── INFORMATION SHOWN ──

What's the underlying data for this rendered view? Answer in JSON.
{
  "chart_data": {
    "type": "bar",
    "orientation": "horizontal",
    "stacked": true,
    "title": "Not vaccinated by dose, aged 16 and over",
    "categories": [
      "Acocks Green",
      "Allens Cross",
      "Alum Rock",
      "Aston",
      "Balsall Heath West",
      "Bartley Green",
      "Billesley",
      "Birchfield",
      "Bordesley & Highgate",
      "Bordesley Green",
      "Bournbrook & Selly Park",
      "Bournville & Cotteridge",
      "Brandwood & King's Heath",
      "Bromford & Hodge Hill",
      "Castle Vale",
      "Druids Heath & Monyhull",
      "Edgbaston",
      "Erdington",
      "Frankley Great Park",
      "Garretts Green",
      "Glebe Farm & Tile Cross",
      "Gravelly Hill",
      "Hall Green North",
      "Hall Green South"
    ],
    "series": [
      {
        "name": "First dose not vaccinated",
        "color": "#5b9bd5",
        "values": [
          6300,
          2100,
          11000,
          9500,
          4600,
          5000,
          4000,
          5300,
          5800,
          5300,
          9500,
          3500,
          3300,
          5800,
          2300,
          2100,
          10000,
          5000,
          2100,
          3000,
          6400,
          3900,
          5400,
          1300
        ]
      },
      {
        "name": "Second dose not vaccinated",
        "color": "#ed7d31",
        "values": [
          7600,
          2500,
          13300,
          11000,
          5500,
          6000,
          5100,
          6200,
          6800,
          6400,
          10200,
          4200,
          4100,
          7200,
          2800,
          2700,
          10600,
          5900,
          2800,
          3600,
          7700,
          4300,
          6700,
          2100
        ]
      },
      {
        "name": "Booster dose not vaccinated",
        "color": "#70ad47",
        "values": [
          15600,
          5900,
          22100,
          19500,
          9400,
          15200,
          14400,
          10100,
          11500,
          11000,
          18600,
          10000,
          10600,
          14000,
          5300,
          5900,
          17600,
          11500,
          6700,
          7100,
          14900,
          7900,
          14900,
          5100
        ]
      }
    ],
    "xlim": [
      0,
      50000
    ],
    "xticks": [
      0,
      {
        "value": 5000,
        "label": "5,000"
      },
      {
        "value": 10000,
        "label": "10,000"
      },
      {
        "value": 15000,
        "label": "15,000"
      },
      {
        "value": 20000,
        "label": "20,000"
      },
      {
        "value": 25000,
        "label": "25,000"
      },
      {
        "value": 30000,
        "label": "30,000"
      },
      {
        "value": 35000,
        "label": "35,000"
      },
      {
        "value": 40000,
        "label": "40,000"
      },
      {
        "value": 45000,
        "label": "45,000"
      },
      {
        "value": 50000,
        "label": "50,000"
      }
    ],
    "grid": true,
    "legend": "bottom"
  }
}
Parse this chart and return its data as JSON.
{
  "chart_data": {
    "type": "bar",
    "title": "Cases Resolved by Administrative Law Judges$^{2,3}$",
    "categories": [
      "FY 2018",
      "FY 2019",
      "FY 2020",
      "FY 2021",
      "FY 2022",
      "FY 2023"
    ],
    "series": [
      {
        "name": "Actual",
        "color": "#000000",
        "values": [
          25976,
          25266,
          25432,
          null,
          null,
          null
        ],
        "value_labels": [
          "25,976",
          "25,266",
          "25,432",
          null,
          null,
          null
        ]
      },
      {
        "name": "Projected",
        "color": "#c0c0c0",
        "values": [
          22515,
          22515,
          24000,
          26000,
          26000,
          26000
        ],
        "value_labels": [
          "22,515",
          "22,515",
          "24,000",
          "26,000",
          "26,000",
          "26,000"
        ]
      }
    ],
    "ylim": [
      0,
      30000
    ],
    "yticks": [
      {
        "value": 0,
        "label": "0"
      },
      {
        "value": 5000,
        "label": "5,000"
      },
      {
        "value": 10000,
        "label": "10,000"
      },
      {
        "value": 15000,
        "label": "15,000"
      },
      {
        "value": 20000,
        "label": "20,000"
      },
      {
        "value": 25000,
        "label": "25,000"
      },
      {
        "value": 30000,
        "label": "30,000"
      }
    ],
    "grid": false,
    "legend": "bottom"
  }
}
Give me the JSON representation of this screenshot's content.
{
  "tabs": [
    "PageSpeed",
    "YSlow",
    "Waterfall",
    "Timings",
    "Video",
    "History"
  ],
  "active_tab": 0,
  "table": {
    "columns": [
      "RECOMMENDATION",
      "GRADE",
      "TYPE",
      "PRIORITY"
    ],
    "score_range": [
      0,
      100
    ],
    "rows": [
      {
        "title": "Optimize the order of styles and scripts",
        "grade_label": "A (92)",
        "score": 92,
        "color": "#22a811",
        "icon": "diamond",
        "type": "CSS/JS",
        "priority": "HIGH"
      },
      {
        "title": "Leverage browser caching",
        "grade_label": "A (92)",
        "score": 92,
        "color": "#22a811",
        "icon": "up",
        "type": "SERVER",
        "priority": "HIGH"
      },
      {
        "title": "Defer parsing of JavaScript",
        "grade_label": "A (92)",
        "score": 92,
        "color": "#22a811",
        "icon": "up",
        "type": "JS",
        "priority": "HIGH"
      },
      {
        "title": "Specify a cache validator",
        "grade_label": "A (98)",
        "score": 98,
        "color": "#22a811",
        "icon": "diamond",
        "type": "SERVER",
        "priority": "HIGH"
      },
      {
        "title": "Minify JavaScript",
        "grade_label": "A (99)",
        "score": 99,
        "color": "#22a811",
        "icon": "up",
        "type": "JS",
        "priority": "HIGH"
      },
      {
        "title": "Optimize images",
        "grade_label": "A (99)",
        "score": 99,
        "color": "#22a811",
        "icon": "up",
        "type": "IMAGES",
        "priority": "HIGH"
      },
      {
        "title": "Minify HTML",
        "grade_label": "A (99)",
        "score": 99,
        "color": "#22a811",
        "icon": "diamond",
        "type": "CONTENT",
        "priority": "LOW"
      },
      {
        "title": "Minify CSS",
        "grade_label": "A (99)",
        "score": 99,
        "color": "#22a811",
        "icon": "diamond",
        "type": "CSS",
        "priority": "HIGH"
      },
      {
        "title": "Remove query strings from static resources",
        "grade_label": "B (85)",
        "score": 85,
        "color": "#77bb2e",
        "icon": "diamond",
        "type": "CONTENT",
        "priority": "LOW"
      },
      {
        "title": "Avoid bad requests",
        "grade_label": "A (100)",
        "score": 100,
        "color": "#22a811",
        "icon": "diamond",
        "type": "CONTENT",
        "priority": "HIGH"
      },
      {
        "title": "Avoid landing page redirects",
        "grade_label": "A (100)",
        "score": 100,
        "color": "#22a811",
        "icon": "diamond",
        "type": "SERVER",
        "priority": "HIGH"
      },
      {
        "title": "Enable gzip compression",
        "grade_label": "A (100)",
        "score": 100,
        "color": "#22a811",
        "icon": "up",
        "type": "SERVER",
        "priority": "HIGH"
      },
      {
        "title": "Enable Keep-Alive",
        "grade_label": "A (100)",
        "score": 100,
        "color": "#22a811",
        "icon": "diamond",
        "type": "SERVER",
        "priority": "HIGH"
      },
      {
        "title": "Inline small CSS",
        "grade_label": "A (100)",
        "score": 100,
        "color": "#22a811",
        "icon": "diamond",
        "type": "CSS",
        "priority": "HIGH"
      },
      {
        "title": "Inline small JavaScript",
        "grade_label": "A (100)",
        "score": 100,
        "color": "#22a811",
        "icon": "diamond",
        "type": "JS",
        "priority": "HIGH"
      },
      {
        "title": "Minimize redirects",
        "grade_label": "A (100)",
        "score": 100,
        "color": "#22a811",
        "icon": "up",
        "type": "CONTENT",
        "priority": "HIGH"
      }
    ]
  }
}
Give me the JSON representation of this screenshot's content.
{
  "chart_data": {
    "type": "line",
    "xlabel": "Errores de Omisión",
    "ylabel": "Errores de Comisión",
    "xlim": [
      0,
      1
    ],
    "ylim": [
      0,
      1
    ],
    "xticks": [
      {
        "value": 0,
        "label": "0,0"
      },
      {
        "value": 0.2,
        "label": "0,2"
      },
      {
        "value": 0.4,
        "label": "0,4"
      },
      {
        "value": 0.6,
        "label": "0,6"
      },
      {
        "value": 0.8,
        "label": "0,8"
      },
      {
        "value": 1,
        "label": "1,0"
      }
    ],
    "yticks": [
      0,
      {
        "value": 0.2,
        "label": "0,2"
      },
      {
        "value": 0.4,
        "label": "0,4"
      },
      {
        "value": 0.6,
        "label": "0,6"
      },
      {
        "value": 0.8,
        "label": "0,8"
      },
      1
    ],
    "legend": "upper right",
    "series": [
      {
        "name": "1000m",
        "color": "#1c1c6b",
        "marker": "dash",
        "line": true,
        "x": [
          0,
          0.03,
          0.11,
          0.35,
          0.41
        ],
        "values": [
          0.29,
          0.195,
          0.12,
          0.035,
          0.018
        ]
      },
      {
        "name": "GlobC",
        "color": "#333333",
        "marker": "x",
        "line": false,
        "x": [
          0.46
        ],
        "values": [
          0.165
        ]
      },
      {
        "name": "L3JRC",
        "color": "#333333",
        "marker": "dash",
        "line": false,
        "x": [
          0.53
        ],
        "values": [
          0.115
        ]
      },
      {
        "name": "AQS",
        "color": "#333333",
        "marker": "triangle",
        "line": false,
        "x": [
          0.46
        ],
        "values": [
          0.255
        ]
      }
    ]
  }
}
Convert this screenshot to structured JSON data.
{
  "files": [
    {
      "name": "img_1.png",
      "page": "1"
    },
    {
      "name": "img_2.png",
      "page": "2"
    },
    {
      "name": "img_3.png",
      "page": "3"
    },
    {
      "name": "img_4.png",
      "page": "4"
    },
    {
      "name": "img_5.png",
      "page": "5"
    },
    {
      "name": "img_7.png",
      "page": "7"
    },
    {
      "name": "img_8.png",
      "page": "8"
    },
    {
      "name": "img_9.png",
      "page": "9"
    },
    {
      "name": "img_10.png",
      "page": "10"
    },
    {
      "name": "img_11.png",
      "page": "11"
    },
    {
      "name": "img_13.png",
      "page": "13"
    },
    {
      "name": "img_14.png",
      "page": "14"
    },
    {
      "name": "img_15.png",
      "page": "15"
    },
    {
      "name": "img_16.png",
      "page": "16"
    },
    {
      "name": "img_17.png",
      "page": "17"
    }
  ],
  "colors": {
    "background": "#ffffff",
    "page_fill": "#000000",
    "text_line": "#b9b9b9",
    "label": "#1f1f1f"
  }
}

───

Search the listing above for the string "Green". Copy every line that contains it.

      "Acocks Green",
      "Bartley Green",
      "Bordesley Green",
      "Garretts Green",
      "Hall Green North",
      "Hall Green South"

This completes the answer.